====== Data to use
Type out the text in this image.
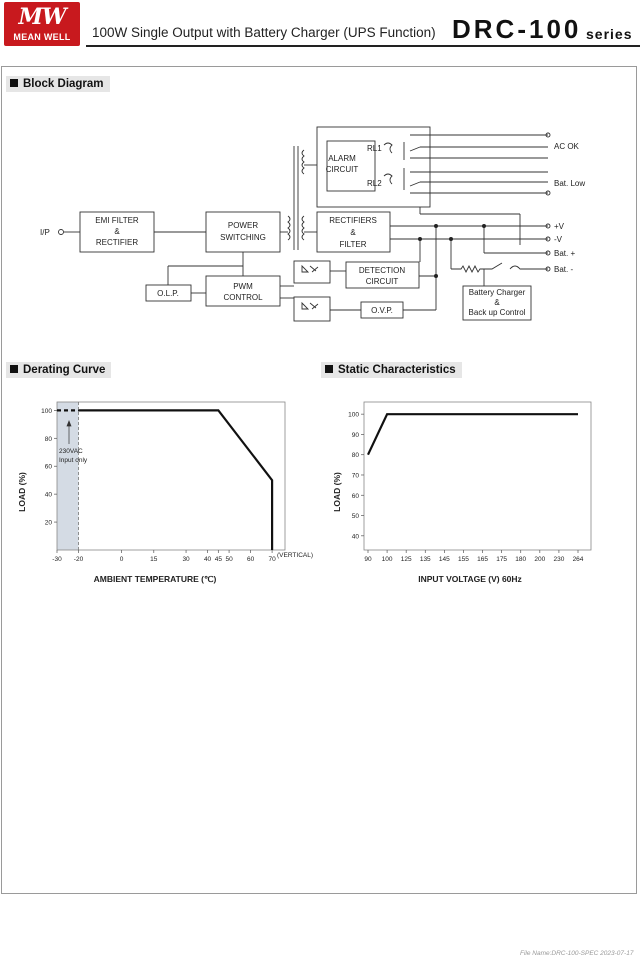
MW
MEAN WELL	100W Single Output with Battery Charger (UPS Function) DRC-100 series
Block Diagram
Derating Curve	Static Characteristics
I/P
EMI FILTER
&
RECTIFIER
POWER
SWITCHING
ALARM
CIRCUIT
RL1
RL2
RECTIFIERS
&
FILTER
O.L.P.
PWM
CONTROL
DETECTION
CIRCUIT
O.V.P.
Battery Charger
&
Back up Control
AC OK
Bat. Low
+V
-V
Bat. +
Bat. -
20
40
60
80
100
-30 -20	0	15	30 40 45 50 60 70
230VAC
Input only
(VERTICAL)
AMBIENT TEMPERATURE (℃)
LOAD (%)
40
50
60
70
80
90
100
90 100 125 135 145 155 165 175 180 200 230 264
INPUT VOLTAGE (V) 60Hz
LOAD (%)
File Name:DRC-100-SPEC 2023-07-17
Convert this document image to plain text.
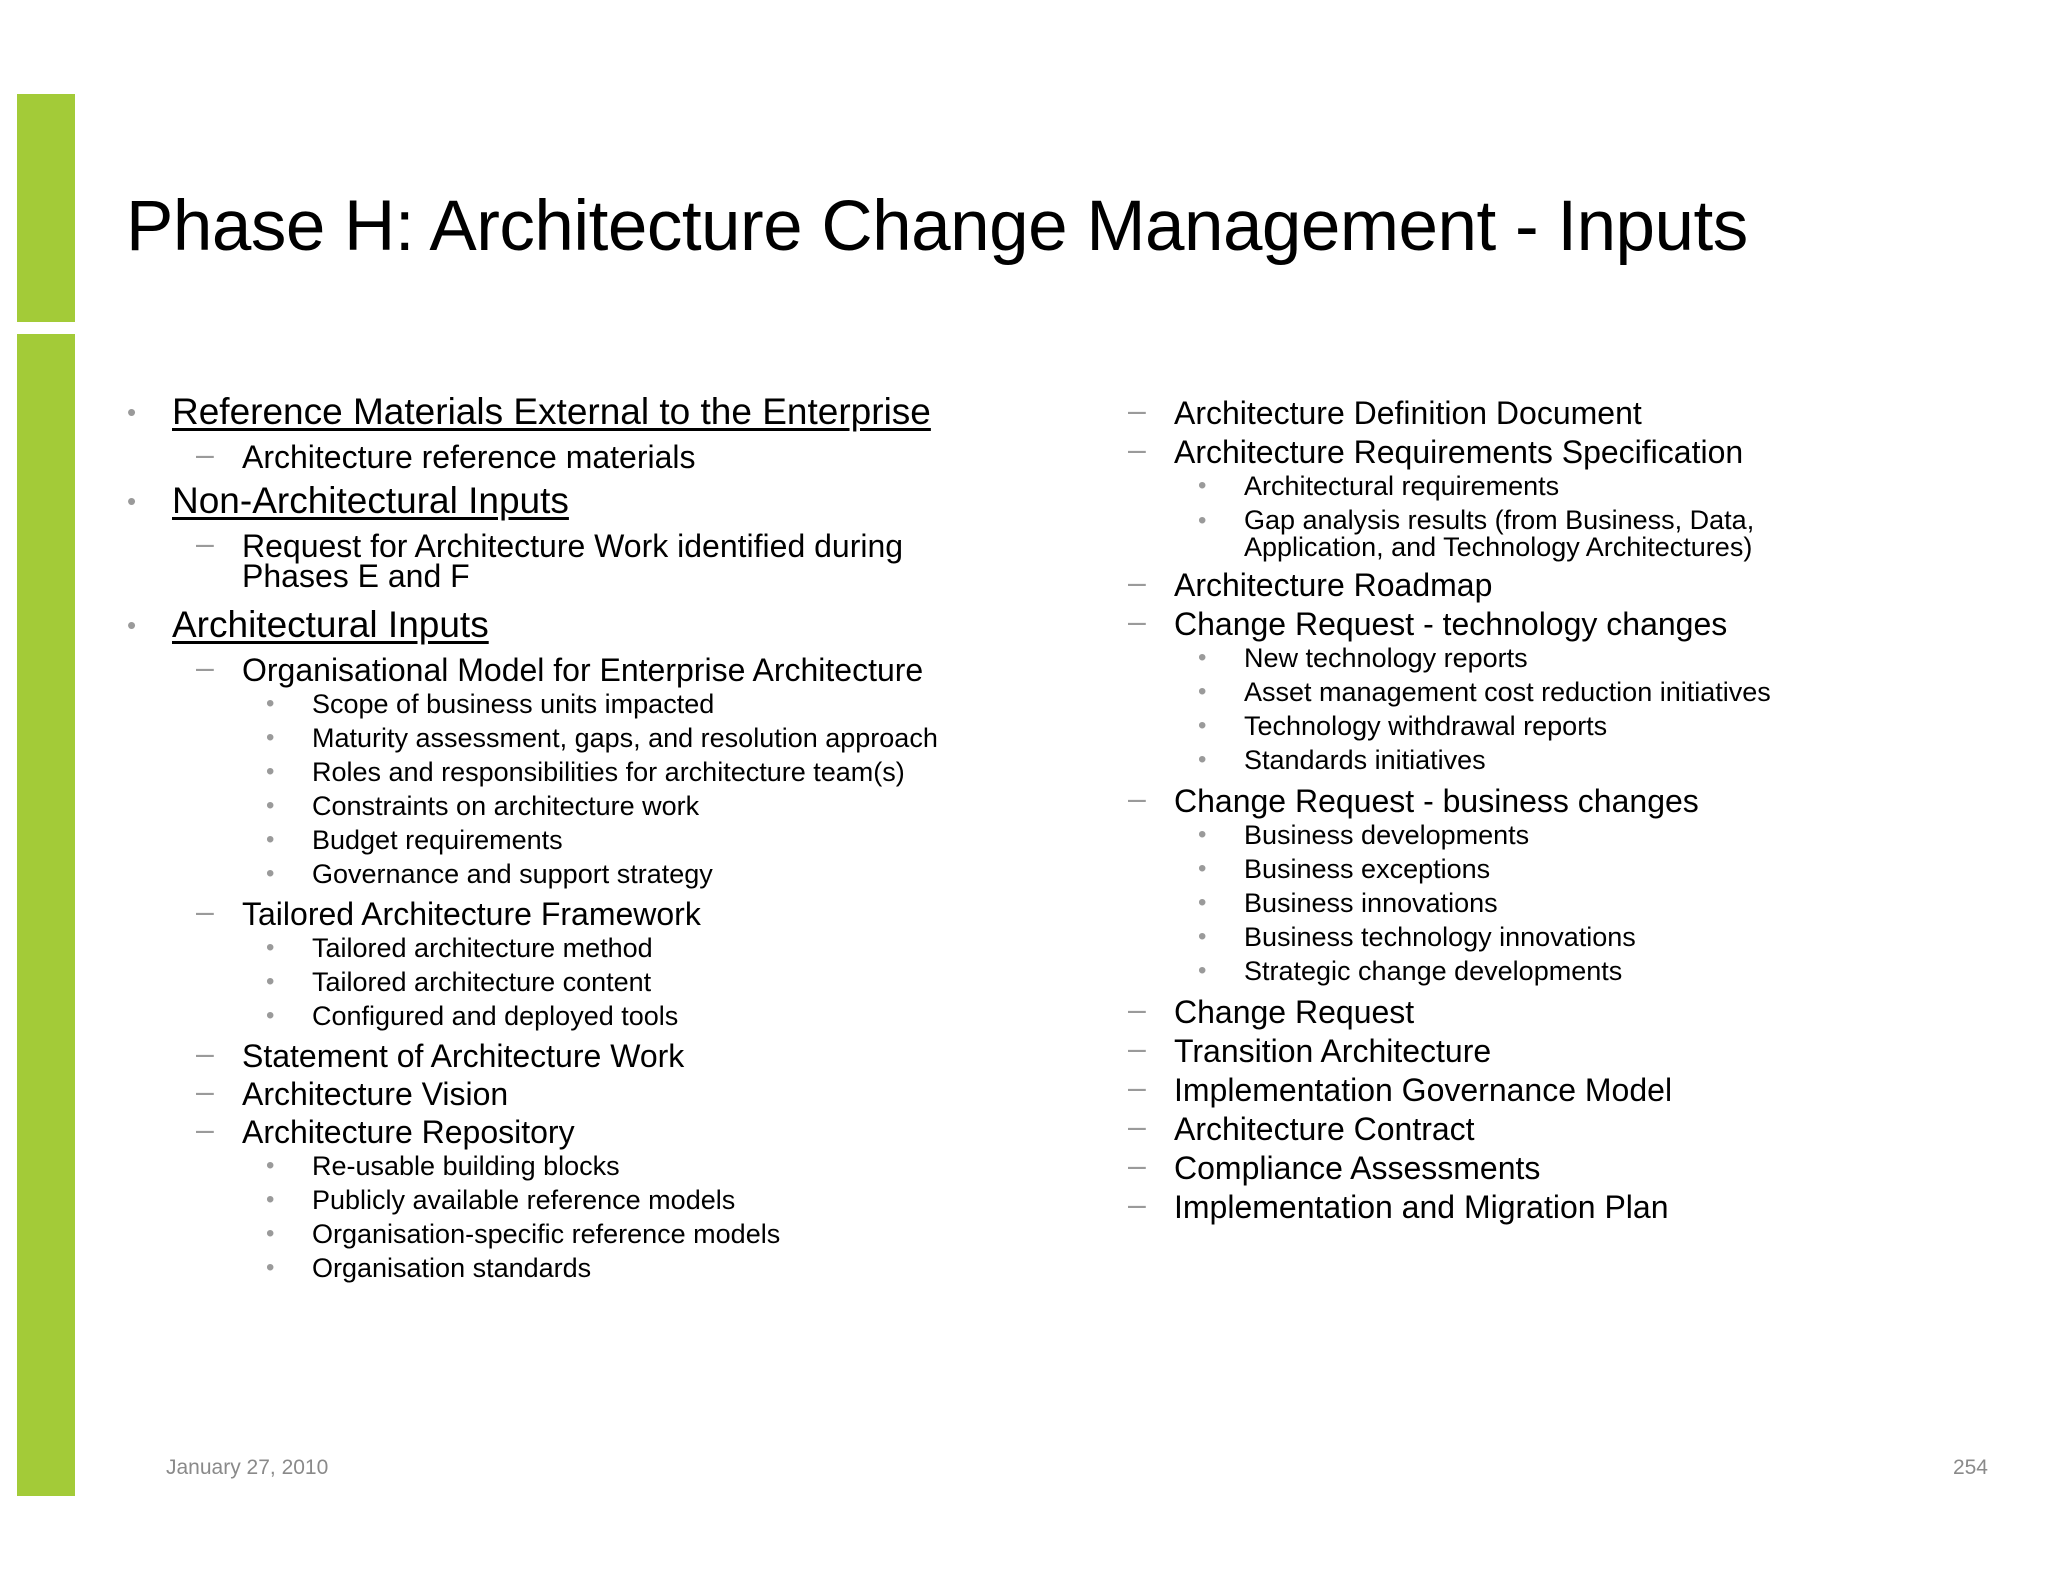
Phase H: Architecture Change Management - Inputs
• Reference Materials External to the Enterprise
– Architecture reference materials
• Non-Architectural Inputs
– Request for Architecture Work identified during Phases E and F
• Architectural Inputs
– Organisational Model for Enterprise Architecture
• Scope of business units impacted
• Maturity assessment, gaps, and resolution approach
• Roles and responsibilities for architecture team(s)
• Constraints on architecture work
• Budget requirements
• Governance and support strategy
– Tailored Architecture Framework
• Tailored architecture method
• Tailored architecture content
• Configured and deployed tools
– Statement of Architecture Work
– Architecture Vision
– Architecture Repository
• Re-usable building blocks
• Publicly available reference models
• Organisation-specific reference models
• Organisation standards
– Architecture Definition Document
– Architecture Requirements Specification
• Architectural requirements
• Gap analysis results (from Business, Data, Application, and Technology Architectures)
– Architecture Roadmap
– Change Request - technology changes
• New technology reports
• Asset management cost reduction initiatives
• Technology withdrawal reports
• Standards initiatives
– Change Request - business changes
• Business developments
• Business exceptions
• Business innovations
• Business technology innovations
• Strategic change developments
– Change Request
– Transition Architecture
– Implementation Governance Model
– Architecture Contract
– Compliance Assessments
– Implementation and Migration Plan
January 27, 2010	254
============
> Requirements: Return every line of the records exactly as given, pictures excluded.

> Output for this exercise:
Type out the text in this image.
MW
MEAN WELL	100W Single Output with Battery Charger (UPS Function) DRC-100 series
Block Diagram
Derating Curve	Static Characteristics
I/P
EMI FILTER
&
RECTIFIER
POWER
SWITCHING
ALARM
CIRCUIT
RL1
RL2
RECTIFIERS
&
FILTER
O.L.P.
PWM
CONTROL
DETECTION
CIRCUIT
O.V.P.
Battery Charger
&
Back up Control
AC OK
Bat. Low
+V
-V
Bat. +
Bat. -
20
40
60
80
100
-30 -20	0	15	30 40 45 50 60 70
230VAC
Input only
(VERTICAL)
AMBIENT TEMPERATURE (℃)
LOAD (%)
40
50
60
70
80
90
100
90 100 125 135 145 155 165 175 180 200 230 264
INPUT VOLTAGE (V) 60Hz
LOAD (%)
File Name:DRC-100-SPEC 2023-07-17
Convert this document image to plain text.
Phase H: Architecture Change Management - Inputs
• Reference Materials External to the Enterprise
– Architecture reference materials
• Non-Architectural Inputs
– Request for Architecture Work identified during Phases E and F
• Architectural Inputs
– Organisational Model for Enterprise Architecture
• Scope of business units impacted
• Maturity assessment, gaps, and resolution approach
• Roles and responsibilities for architecture team(s)
• Constraints on architecture work
• Budget requirements
• Governance and support strategy
– Tailored Architecture Framework
• Tailored architecture method
• Tailored architecture content
• Configured and deployed tools
– Statement of Architecture Work
– Architecture Vision
– Architecture Repository
• Re-usable building blocks
• Publicly available reference models
• Organisation-specific reference models
• Organisation standards
– Architecture Definition Document
– Architecture Requirements Specification
• Architectural requirements
• Gap analysis results (from Business, Data, Application, and Technology Architectures)
– Architecture Roadmap
– Change Request - technology changes
• New technology reports
• Asset management cost reduction initiatives
• Technology withdrawal reports
• Standards initiatives
– Change Request - business changes
• Business developments
• Business exceptions
• Business innovations
• Business technology innovations
• Strategic change developments
– Change Request
– Transition Architecture
– Implementation Governance Model
– Architecture Contract
– Compliance Assessments
– Implementation and Migration Plan
January 27, 2010	254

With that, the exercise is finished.